Goal of the exercise
How many of the lines here include "object"? Answer with a single number.

Data in this exercise

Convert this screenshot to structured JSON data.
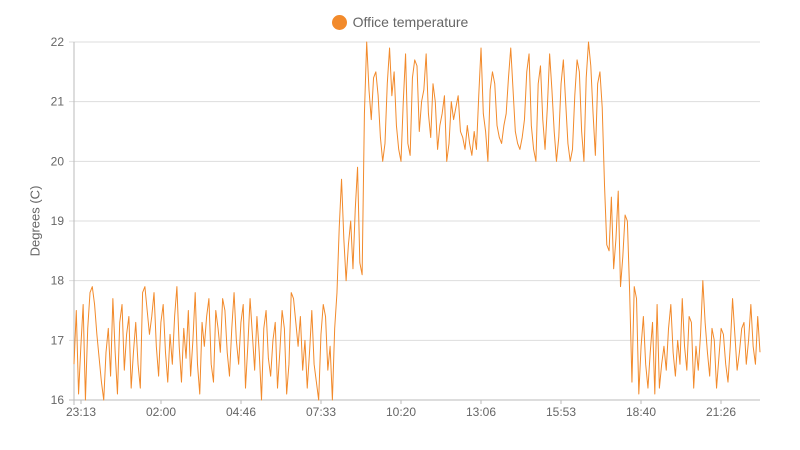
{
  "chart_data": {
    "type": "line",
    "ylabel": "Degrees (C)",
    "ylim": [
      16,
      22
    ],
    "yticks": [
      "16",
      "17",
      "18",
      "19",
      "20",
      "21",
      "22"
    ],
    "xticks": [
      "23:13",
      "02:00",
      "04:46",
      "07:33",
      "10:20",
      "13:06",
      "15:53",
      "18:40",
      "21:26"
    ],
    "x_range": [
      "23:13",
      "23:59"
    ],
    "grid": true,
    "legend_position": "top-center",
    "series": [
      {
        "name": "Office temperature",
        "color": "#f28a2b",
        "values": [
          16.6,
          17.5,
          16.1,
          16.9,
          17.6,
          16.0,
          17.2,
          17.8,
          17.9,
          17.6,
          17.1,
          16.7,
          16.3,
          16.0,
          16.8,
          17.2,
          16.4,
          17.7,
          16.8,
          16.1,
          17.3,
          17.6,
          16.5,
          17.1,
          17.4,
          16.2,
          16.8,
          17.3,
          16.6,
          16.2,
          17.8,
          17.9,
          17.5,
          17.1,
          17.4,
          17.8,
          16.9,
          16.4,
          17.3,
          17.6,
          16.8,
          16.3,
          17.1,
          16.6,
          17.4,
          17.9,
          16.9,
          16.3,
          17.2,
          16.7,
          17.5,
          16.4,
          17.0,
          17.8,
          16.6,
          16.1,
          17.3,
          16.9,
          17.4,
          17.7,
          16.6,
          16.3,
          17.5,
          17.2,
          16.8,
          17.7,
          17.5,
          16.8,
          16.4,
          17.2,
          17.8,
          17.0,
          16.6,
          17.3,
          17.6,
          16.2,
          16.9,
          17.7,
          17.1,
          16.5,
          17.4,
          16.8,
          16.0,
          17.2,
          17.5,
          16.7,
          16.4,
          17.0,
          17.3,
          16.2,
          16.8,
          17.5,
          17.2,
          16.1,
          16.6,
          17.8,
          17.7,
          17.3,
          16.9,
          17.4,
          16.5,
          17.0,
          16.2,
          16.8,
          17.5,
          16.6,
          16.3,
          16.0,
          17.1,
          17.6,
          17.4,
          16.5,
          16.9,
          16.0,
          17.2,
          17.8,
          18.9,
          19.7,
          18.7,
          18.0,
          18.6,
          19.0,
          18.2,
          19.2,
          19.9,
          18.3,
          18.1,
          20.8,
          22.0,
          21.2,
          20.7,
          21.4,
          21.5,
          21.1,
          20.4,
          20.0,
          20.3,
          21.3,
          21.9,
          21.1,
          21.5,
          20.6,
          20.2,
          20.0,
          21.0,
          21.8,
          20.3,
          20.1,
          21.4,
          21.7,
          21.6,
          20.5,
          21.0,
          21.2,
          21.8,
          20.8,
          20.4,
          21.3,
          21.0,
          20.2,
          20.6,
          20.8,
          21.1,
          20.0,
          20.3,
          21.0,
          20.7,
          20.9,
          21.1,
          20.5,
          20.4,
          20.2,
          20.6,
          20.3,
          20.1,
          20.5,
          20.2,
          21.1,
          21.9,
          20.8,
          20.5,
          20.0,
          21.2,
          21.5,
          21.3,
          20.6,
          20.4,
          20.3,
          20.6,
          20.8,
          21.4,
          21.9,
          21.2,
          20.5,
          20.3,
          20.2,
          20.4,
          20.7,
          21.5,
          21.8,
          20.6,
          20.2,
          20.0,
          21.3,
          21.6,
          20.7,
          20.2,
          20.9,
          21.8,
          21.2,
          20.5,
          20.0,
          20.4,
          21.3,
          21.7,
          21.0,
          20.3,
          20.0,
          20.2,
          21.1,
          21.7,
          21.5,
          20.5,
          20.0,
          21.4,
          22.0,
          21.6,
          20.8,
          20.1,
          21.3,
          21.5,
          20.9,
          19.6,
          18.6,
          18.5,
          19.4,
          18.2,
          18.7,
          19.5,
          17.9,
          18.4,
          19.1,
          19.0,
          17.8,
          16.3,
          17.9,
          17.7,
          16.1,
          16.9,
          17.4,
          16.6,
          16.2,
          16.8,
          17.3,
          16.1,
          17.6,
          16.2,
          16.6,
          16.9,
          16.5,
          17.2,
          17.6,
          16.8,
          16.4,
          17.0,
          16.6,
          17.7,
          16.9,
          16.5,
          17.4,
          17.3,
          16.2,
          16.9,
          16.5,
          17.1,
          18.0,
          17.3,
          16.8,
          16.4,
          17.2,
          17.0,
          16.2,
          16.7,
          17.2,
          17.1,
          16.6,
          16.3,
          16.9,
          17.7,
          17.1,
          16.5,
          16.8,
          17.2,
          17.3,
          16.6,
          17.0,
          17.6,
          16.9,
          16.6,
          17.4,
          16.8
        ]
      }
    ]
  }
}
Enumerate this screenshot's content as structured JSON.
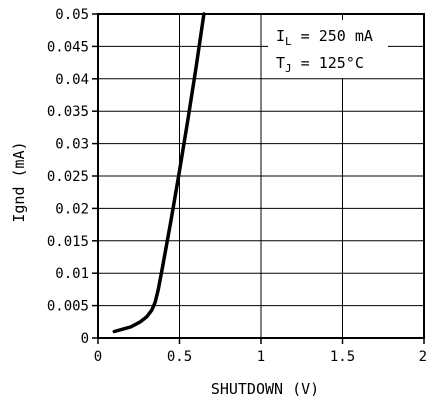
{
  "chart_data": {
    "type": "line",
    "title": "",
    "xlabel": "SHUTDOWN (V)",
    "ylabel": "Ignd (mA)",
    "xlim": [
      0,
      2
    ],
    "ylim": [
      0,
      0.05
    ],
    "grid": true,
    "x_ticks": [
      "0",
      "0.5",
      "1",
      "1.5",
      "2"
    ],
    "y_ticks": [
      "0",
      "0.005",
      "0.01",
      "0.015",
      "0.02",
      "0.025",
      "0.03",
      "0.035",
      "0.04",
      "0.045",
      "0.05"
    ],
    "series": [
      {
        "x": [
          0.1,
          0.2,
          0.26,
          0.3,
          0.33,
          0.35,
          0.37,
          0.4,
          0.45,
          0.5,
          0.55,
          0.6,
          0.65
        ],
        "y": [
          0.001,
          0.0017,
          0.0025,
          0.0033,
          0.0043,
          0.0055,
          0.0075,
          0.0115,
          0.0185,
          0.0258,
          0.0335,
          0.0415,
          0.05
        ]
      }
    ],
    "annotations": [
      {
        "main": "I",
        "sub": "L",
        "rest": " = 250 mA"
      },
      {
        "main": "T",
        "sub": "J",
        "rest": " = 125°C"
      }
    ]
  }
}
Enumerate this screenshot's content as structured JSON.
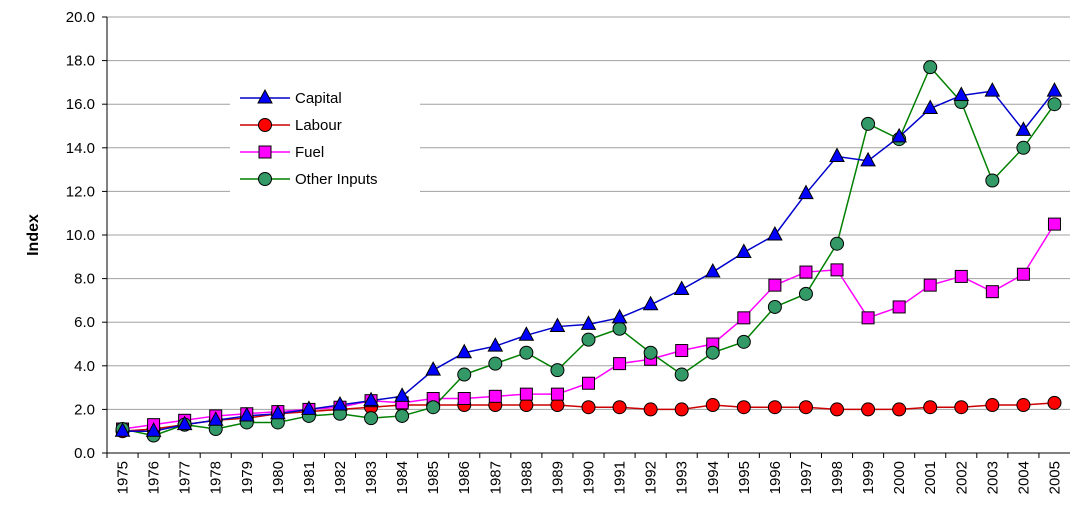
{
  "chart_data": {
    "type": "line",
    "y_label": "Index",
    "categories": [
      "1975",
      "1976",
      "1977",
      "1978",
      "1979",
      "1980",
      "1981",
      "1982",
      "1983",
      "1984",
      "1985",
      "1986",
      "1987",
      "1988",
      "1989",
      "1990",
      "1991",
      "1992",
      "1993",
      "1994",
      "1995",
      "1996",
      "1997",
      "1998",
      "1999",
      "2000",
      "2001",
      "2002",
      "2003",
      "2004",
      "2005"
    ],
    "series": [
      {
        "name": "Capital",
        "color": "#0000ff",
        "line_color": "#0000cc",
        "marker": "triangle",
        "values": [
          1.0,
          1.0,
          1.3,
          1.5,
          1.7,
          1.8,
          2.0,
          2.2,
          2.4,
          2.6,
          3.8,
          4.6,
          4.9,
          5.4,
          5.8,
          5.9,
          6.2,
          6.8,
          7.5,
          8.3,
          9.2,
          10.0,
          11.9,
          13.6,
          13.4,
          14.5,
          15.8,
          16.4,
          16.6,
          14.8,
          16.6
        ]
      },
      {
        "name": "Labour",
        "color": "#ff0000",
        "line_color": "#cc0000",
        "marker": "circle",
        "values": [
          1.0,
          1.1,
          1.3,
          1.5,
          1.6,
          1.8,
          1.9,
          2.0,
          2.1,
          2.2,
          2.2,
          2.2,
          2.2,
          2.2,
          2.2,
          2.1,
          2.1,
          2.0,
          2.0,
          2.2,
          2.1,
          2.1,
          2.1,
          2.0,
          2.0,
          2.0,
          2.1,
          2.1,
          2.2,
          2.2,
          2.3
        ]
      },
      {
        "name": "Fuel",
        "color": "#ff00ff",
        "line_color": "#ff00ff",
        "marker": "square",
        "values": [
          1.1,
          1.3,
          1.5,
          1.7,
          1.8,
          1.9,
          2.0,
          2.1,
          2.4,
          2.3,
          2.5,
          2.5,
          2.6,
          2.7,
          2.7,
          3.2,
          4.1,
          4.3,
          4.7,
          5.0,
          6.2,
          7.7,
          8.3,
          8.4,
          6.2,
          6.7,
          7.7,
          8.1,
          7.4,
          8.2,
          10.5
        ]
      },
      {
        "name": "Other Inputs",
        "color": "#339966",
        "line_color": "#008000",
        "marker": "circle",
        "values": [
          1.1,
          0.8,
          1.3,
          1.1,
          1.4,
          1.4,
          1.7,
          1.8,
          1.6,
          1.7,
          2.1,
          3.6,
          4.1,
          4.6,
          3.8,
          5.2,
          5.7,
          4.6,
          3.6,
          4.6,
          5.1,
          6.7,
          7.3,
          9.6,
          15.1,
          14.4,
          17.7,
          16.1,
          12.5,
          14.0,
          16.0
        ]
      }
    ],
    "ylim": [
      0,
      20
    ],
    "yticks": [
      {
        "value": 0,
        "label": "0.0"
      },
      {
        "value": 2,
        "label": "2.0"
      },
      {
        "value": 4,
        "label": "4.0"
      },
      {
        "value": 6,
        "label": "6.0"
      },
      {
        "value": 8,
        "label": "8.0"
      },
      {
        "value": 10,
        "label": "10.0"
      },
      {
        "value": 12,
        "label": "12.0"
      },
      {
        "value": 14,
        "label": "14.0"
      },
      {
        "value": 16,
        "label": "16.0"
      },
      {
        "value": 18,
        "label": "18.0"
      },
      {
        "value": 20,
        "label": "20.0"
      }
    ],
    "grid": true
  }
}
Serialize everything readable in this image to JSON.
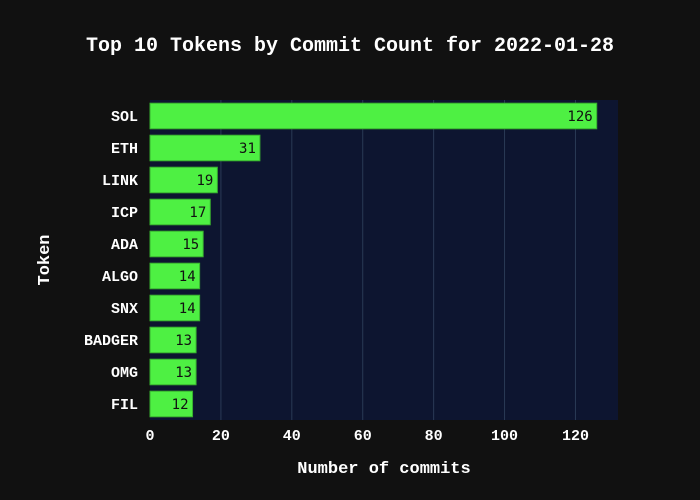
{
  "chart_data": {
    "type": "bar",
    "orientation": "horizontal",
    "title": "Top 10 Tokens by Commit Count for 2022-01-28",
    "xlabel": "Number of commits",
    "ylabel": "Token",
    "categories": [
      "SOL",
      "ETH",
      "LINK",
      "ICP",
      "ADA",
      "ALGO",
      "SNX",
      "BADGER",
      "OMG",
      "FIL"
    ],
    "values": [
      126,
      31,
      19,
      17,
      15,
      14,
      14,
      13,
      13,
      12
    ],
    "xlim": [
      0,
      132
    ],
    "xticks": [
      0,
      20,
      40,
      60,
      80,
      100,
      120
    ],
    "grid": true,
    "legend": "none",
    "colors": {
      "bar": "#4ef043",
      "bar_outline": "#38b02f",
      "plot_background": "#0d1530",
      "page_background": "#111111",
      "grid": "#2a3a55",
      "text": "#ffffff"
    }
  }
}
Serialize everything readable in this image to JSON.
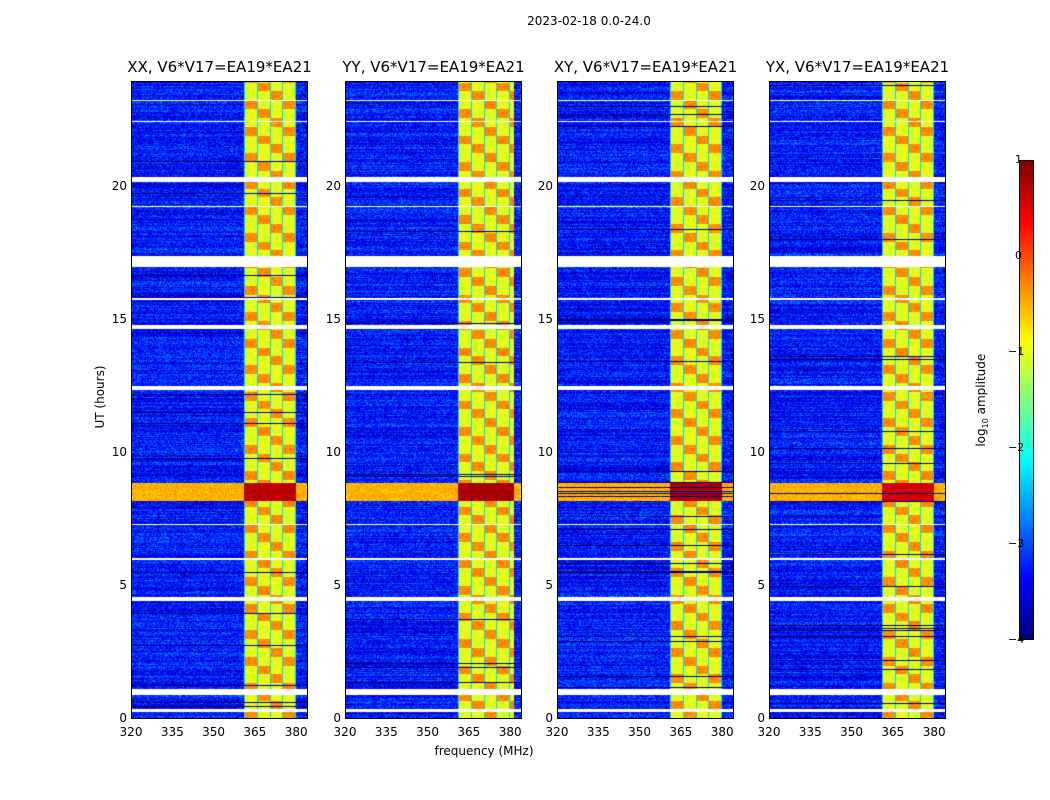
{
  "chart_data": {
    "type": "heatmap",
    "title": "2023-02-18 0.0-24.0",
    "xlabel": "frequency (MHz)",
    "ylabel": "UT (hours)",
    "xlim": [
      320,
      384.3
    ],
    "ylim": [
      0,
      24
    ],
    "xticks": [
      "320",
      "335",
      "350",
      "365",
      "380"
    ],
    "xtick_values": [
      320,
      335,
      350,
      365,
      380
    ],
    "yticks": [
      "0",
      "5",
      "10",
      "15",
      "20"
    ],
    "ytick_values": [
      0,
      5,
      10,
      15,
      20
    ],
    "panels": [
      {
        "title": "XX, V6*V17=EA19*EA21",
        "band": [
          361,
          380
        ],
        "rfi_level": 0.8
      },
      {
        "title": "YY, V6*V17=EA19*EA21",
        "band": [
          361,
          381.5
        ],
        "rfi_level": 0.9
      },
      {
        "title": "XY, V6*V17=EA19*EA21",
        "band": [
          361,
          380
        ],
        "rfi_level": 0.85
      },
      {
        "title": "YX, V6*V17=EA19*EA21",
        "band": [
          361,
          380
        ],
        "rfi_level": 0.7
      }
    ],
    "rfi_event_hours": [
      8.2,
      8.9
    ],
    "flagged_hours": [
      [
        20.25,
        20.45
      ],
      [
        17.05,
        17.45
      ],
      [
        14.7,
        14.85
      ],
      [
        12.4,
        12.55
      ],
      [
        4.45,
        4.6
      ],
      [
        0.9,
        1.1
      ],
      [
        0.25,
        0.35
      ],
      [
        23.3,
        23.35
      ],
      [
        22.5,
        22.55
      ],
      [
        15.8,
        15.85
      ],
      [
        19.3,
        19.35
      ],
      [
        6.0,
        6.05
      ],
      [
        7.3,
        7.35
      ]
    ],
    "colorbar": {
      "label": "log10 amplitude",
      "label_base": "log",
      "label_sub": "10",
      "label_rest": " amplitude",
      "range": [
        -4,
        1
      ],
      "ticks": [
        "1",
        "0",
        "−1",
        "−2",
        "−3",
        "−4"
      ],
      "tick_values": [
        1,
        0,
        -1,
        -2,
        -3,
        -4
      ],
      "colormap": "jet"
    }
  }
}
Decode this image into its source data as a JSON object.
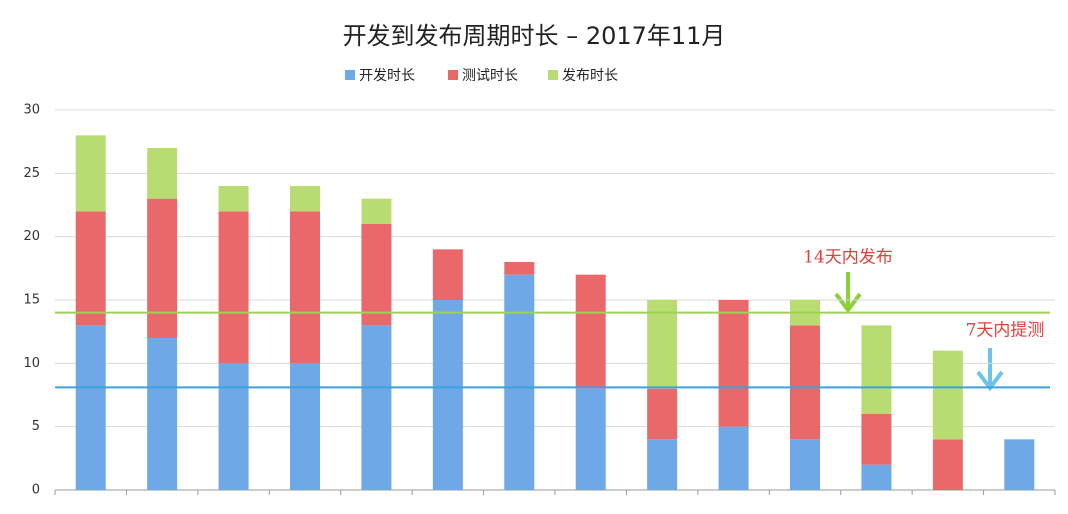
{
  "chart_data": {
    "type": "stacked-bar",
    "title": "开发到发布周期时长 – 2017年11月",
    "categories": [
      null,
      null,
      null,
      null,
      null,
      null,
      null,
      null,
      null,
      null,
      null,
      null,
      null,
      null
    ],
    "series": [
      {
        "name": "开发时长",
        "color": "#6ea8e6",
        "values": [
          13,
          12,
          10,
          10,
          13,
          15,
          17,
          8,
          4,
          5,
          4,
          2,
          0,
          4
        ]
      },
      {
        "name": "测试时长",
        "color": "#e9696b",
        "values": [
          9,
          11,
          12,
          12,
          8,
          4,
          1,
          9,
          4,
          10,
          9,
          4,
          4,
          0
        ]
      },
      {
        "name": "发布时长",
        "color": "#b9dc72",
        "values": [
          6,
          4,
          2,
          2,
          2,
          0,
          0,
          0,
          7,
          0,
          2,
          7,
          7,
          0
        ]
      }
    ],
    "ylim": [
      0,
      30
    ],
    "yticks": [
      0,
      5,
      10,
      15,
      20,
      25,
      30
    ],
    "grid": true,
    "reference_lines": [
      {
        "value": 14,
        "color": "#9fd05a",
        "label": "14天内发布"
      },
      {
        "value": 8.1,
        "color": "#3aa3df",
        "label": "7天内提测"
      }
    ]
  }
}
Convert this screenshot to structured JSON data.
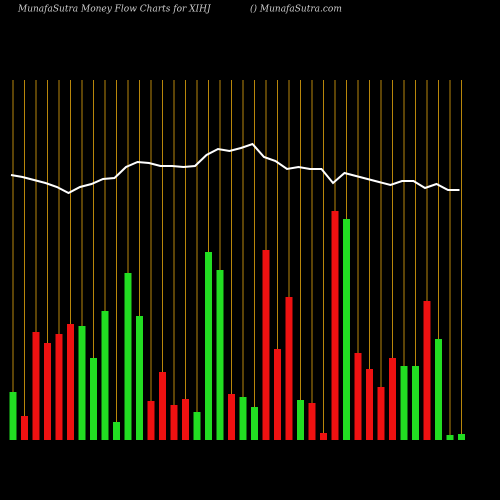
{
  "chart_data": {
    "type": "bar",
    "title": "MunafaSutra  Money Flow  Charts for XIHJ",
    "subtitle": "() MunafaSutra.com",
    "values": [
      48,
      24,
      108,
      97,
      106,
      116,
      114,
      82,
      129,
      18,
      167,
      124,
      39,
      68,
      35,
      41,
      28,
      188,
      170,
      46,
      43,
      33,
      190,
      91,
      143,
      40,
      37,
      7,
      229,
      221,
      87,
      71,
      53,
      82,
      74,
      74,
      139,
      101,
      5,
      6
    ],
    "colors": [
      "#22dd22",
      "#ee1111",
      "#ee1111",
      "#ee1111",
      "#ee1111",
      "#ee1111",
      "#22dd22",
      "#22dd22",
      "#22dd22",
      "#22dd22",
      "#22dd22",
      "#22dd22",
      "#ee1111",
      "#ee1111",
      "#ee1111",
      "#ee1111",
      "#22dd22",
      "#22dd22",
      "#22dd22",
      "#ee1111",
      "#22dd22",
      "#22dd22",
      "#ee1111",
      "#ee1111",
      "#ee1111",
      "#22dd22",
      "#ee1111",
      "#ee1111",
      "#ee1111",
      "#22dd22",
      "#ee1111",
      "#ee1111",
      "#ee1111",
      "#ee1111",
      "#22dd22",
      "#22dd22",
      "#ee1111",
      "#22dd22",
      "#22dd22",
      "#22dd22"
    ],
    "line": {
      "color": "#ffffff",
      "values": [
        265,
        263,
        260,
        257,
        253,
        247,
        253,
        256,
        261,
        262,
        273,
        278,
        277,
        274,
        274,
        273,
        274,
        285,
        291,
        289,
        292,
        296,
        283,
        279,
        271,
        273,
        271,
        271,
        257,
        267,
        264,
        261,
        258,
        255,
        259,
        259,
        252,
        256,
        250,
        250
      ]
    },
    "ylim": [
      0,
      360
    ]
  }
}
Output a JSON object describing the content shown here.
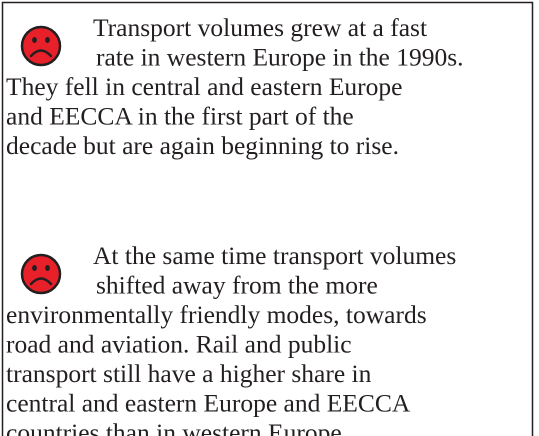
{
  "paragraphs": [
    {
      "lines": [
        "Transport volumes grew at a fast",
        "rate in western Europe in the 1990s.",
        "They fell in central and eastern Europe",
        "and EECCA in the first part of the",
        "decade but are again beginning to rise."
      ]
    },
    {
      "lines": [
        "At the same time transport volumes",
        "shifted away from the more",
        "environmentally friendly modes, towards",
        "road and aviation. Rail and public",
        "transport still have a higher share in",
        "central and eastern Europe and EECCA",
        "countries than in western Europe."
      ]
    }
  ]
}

Reply
2